§ Фрагмент документа
Сотрясаясь, как в судорогах, «Райт» в конце второй минуты полета упал за сараями с двенадцатиметровой высоты. Туда немедленно устремились авиаторы, судьи, офицеры.

– Что с Поповым? Все ли благополучно? Цел ли он?

– Аэроплан разбился. Попов ранен!

На счастье, для пилота все обошлось и на этот раз без серьезных последствий, хотя он не без труда выбрался из-под искалеченного аэроплана.

«Армия фотографов бросилась жадно снимать калеку, надолго выбывшего из строя, – фиксировал репортер, имея в виду аэроплан. – Печальное зрелище. Но Попов спокоен. На его худощавом лице, закопченном, обветренном, не прочесть ничего. Оно бесстрастно. А через круг бежит с сумкою фельдшер... Но его отсылают назад. Солдаты бросились помогать переносить изувеченный аппарат».

Зрители, окружившие Попова и его разбитый «Райт», начали расхватывать осколки деревянных частей – «на память».

§ Условия задания
Пожалуйста, перепишите отрывок о падении аэроплана Попова от слов "Сотрясаясь, как в" до слов "разбился. Попов ранен!" включительно, подставив "летчики" вместо "авиаторы".

§ Сохраненные записи
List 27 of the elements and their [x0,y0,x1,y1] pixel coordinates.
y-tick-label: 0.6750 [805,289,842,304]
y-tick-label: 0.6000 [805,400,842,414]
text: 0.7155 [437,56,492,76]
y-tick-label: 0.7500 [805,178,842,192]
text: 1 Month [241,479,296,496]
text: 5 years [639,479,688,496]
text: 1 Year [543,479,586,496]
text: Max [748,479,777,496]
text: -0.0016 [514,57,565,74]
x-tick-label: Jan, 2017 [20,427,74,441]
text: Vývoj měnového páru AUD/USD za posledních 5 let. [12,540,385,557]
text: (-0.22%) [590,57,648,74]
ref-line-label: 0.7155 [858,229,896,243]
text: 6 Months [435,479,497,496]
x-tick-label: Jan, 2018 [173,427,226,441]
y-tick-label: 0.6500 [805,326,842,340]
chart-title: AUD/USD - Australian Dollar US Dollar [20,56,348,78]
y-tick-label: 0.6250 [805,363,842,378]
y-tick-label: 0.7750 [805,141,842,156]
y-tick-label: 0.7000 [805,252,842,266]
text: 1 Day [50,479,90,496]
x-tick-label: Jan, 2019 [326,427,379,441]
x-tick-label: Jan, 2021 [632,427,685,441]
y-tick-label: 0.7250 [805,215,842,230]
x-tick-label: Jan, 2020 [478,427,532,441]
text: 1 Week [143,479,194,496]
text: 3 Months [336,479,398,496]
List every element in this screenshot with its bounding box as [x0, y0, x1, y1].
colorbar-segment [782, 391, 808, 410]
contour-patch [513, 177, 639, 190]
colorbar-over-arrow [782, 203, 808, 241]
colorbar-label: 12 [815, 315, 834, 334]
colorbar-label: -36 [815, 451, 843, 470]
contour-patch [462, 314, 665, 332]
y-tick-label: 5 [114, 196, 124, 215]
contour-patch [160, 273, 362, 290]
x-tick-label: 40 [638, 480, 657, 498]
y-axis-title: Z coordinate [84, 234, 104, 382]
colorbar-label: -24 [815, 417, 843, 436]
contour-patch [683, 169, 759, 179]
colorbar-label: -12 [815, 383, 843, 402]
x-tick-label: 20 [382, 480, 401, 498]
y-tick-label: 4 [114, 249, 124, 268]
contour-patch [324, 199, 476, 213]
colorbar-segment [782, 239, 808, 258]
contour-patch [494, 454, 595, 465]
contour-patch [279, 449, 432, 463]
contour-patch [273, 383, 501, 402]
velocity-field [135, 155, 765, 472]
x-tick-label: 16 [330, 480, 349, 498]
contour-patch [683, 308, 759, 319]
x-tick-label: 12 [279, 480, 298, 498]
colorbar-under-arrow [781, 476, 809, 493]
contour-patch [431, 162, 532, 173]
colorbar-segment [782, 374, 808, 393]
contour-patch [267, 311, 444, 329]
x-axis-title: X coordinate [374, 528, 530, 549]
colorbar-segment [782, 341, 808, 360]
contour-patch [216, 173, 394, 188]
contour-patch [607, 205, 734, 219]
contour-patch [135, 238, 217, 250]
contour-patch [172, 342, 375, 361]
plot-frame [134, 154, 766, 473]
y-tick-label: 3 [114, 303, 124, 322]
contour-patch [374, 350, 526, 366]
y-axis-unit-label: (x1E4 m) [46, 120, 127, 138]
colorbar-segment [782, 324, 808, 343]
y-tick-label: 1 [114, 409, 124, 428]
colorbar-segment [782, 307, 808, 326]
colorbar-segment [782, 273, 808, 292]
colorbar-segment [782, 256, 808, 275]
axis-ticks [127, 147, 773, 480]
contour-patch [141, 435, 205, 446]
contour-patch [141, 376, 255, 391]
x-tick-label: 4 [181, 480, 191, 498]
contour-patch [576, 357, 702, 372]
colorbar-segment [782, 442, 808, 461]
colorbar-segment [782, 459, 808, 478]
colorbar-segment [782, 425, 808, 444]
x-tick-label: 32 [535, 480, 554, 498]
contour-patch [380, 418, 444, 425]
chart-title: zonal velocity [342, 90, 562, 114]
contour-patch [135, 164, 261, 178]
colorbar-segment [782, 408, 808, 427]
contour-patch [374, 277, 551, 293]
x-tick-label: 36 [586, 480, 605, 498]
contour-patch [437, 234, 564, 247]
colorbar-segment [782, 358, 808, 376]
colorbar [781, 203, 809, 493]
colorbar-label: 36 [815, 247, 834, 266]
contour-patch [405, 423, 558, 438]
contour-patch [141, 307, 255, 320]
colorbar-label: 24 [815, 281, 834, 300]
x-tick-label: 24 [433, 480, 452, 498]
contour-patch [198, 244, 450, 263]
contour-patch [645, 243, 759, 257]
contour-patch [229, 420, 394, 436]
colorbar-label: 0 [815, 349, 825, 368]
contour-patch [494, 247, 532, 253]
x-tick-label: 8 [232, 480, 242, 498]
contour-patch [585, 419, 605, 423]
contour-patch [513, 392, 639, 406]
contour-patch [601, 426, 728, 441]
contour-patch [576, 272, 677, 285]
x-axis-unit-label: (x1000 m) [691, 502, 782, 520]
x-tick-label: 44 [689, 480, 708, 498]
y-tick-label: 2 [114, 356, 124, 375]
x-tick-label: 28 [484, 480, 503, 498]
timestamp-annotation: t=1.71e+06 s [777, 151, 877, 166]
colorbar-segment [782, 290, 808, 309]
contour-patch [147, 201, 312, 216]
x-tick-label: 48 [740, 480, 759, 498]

§ Ожидаемый ответ
Сотрясаясь, как в судорогах, «Райт» в конце второй минуты полета упал за сараями с двенадцатиметровой высоты. Туда немедленно устремились летчики, судьи, офицеры.

– Что с Поповым? Все ли благополучно? Цел ли он?

– Аэроплан разбился. Попов ранен!